## O QUE PRODUZIR
Reescreva a parte do trecho sobre D. Pedro II e a abolição que começa com as palavras "Em resposta ao" e termina com "apertou-lhe a mão.", substituindo "monarca" por "soberano".

## TRECHO DE ORIGEM
# # #
            Em resposta ao Barão de Cotegipe que no ano de 1870, antecedendo-se à fala do trono, referiu-se a abolição como uma pedra de montanha abaixo, professava: Nós não a devemos precipitar porque seremos esmagados, ao que D. Pedro II retrucou: Não duvidarei de me expôr a quéda da pedra ainda que seja esmagado por ela. O monarca emancipou os escravos da casa imperial e ordenou ao seu genro, o Conde d’Eu, que abolisse a escravidão no Paraguai, ao celebrar a paz no fim da guerra. De outra, na cidade paulista de Campinas, ao emancipar escravos, o imperador se dirigiu a um dos emancipados e apertou-lhe a mão.
# # #
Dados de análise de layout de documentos
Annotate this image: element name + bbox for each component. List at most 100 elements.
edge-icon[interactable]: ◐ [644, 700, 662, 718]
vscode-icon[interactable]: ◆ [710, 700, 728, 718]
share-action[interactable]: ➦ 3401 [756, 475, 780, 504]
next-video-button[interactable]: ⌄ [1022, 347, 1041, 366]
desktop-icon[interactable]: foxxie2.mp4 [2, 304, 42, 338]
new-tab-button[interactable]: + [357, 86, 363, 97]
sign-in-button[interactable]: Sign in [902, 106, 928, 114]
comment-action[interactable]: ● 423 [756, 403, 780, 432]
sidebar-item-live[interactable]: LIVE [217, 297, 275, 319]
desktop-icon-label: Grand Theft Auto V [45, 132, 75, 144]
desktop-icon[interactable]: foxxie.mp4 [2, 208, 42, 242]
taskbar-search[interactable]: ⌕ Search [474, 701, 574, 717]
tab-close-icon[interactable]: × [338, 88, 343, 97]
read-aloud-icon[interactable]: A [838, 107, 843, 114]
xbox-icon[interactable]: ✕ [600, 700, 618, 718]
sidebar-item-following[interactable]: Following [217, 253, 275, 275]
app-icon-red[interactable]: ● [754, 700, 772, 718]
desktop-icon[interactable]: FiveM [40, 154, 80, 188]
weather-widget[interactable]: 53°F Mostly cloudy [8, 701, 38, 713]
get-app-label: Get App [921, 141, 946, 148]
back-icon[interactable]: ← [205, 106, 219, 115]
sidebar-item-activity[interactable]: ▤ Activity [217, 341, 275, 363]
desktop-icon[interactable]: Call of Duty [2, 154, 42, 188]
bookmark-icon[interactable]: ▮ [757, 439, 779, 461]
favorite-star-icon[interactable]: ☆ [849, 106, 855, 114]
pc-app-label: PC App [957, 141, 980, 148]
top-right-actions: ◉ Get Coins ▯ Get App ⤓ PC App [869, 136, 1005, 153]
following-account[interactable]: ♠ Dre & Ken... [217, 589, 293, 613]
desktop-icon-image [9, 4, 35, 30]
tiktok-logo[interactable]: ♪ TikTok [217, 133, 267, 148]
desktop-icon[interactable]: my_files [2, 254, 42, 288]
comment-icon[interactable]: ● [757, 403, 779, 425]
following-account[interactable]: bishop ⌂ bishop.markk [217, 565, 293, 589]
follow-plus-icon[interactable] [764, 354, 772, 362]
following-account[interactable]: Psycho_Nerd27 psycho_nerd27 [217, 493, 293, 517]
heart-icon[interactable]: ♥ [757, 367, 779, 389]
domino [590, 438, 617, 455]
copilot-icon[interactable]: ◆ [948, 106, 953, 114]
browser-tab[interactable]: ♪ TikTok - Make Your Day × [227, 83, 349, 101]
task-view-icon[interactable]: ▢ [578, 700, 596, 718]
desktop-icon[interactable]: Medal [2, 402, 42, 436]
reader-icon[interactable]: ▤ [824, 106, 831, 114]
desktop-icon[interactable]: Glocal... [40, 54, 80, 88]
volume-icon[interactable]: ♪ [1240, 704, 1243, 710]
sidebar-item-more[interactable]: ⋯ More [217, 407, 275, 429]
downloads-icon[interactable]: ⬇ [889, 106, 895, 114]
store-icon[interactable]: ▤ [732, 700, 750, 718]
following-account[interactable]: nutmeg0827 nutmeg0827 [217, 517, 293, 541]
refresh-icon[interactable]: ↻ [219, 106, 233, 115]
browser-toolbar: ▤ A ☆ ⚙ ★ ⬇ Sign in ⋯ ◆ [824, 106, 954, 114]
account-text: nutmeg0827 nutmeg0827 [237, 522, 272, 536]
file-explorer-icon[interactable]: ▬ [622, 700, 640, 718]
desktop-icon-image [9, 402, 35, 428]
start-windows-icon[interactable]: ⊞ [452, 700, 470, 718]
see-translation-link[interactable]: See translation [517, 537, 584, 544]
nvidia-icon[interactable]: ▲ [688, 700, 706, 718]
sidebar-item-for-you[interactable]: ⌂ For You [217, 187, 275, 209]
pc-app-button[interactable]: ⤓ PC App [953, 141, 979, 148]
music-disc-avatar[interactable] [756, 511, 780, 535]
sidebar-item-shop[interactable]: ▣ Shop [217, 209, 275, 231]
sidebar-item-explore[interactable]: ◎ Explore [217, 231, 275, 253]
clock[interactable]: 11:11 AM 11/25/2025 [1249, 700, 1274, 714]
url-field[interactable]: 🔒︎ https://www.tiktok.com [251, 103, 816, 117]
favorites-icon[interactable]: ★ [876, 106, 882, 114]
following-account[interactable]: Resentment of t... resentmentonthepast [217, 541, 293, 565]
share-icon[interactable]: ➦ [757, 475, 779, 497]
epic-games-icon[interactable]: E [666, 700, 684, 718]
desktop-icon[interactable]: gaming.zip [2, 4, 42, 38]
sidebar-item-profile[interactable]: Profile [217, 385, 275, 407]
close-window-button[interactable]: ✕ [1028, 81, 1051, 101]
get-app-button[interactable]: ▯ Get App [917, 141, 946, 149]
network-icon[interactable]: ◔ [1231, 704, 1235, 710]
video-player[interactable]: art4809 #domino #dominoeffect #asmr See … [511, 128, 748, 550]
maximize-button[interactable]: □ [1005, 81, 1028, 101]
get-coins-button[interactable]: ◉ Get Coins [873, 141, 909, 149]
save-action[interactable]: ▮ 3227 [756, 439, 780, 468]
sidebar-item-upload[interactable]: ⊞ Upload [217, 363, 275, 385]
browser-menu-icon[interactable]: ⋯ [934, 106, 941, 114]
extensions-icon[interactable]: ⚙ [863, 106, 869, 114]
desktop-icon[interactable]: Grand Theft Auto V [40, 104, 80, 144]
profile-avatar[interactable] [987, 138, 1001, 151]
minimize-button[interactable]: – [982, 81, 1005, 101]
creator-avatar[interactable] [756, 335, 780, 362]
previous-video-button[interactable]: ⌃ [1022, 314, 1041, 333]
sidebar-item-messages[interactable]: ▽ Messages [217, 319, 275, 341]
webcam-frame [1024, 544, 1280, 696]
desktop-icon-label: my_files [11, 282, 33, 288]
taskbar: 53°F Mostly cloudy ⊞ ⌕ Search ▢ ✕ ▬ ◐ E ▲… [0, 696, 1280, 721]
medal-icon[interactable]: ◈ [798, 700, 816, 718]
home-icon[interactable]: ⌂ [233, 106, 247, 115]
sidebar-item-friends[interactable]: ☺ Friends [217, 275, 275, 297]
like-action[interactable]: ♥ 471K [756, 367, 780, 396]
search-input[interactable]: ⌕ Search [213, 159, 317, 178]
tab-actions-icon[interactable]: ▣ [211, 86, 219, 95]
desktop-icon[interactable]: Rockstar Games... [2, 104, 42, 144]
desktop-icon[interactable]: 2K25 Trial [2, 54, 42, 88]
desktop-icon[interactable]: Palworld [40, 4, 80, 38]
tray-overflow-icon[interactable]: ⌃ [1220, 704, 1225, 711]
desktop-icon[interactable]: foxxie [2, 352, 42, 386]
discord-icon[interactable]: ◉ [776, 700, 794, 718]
# # #
## RESPOSTA À TAREFA
            Em resposta ao Barão de Cotegipe que no ano de 1870, antecedendo-se à fala do trono, referiu-se a abolição como uma pedra de montanha abaixo, professava: Nós não a devemos precipitar porque seremos esmagados, ao que D. Pedro II retrucou: Não duvidarei de me expôr a quéda da pedra ainda que seja esmagado por ela. O soberano emancipou os escravos da casa imperial e ordenou ao seu genro, o Conde d’Eu, que abolisse a escravidão no Paraguai, ao celebrar a paz no fim da guerra. De outra, na cidade paulista de Campinas, ao emancipar escravos, o imperador se dirigiu a um dos emancipados e apertou-lhe a mão.